> _Saved data entries_
==============================

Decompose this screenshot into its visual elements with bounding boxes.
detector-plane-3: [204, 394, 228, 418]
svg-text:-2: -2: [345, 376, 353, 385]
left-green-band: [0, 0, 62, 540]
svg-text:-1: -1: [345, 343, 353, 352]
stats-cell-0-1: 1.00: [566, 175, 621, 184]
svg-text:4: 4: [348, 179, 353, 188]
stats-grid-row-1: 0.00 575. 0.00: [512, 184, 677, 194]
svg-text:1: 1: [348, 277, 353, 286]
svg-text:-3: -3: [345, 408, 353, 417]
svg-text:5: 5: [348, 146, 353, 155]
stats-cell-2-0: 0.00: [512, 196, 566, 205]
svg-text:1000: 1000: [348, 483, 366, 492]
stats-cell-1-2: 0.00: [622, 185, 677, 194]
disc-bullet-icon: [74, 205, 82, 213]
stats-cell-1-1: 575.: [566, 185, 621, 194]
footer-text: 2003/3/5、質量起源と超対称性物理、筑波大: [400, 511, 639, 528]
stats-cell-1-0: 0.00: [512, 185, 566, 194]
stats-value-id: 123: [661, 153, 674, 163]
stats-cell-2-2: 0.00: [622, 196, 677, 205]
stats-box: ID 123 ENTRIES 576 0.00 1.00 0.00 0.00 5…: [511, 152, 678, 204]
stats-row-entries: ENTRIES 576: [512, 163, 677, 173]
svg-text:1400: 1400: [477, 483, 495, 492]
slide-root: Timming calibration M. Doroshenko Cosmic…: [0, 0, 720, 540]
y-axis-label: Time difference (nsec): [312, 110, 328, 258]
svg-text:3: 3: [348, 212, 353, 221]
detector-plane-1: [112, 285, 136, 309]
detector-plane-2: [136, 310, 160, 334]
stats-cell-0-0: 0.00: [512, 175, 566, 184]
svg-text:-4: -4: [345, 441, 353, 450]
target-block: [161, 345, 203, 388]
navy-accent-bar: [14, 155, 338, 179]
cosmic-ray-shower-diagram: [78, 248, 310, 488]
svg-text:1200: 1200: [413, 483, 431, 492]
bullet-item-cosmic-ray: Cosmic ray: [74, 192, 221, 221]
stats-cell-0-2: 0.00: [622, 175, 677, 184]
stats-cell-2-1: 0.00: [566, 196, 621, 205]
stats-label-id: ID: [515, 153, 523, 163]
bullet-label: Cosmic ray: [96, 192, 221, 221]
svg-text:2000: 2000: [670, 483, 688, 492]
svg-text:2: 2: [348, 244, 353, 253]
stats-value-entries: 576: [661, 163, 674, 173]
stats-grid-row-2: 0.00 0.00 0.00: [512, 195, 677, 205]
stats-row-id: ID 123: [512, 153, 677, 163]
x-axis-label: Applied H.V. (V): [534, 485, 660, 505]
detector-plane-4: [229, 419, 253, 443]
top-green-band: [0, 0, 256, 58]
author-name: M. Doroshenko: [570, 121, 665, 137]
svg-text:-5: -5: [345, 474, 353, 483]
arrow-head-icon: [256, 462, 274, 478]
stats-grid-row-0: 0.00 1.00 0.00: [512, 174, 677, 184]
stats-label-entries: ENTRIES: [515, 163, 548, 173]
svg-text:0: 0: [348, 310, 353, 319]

==============================

Swap every "detector-plane" in the records for "detector-layer". Give all the lines again with nothing else changed.

> _Result of this task_
Decompose this screenshot into its visual elements with bounding boxes.
detector-layer-3: [204, 394, 228, 418]
svg-text:-2: -2: [345, 376, 353, 385]
left-green-band: [0, 0, 62, 540]
svg-text:-1: -1: [345, 343, 353, 352]
stats-cell-0-1: 1.00: [566, 175, 621, 184]
svg-text:4: 4: [348, 179, 353, 188]
stats-grid-row-1: 0.00 575. 0.00: [512, 184, 677, 194]
svg-text:1: 1: [348, 277, 353, 286]
svg-text:-3: -3: [345, 408, 353, 417]
svg-text:5: 5: [348, 146, 353, 155]
stats-cell-2-0: 0.00: [512, 196, 566, 205]
svg-text:1000: 1000: [348, 483, 366, 492]
stats-cell-1-2: 0.00: [622, 185, 677, 194]
disc-bullet-icon: [74, 205, 82, 213]
stats-cell-1-1: 575.: [566, 185, 621, 194]
footer-text: 2003/3/5、質量起源と超対称性物理、筑波大: [400, 511, 639, 528]
stats-cell-1-0: 0.00: [512, 185, 566, 194]
stats-value-id: 123: [661, 153, 674, 163]
stats-cell-2-2: 0.00: [622, 196, 677, 205]
stats-box: ID 123 ENTRIES 576 0.00 1.00 0.00 0.00 5…: [511, 152, 678, 204]
stats-row-entries: ENTRIES 576: [512, 163, 677, 173]
svg-text:1400: 1400: [477, 483, 495, 492]
slide-root: Timming calibration M. Doroshenko Cosmic…: [0, 0, 720, 540]
y-axis-label: Time difference (nsec): [312, 110, 328, 258]
svg-text:3: 3: [348, 212, 353, 221]
detector-layer-1: [112, 285, 136, 309]
detector-layer-2: [136, 310, 160, 334]
stats-cell-0-0: 0.00: [512, 175, 566, 184]
svg-text:-4: -4: [345, 441, 353, 450]
target-block: [161, 345, 203, 388]
navy-accent-bar: [14, 155, 338, 179]
cosmic-ray-shower-diagram: [78, 248, 310, 488]
svg-text:1200: 1200: [413, 483, 431, 492]
bullet-item-cosmic-ray: Cosmic ray: [74, 192, 221, 221]
stats-cell-0-2: 0.00: [622, 175, 677, 184]
stats-cell-2-1: 0.00: [566, 196, 621, 205]
stats-label-id: ID: [515, 153, 523, 163]
bullet-label: Cosmic ray: [96, 192, 221, 221]
svg-text:2000: 2000: [670, 483, 688, 492]
svg-text:2: 2: [348, 244, 353, 253]
stats-value-entries: 576: [661, 163, 674, 173]
stats-grid-row-2: 0.00 0.00 0.00: [512, 195, 677, 205]
stats-row-id: ID 123: [512, 153, 677, 163]
x-axis-label: Applied H.V. (V): [534, 485, 660, 505]
detector-layer-4: [229, 419, 253, 443]
top-green-band: [0, 0, 256, 58]
author-name: M. Doroshenko: [570, 121, 665, 137]
svg-text:-5: -5: [345, 474, 353, 483]
arrow-head-icon: [256, 462, 274, 478]
stats-grid-row-0: 0.00 1.00 0.00: [512, 174, 677, 184]
stats-label-entries: ENTRIES: [515, 163, 548, 173]
svg-text:0: 0: [348, 310, 353, 319]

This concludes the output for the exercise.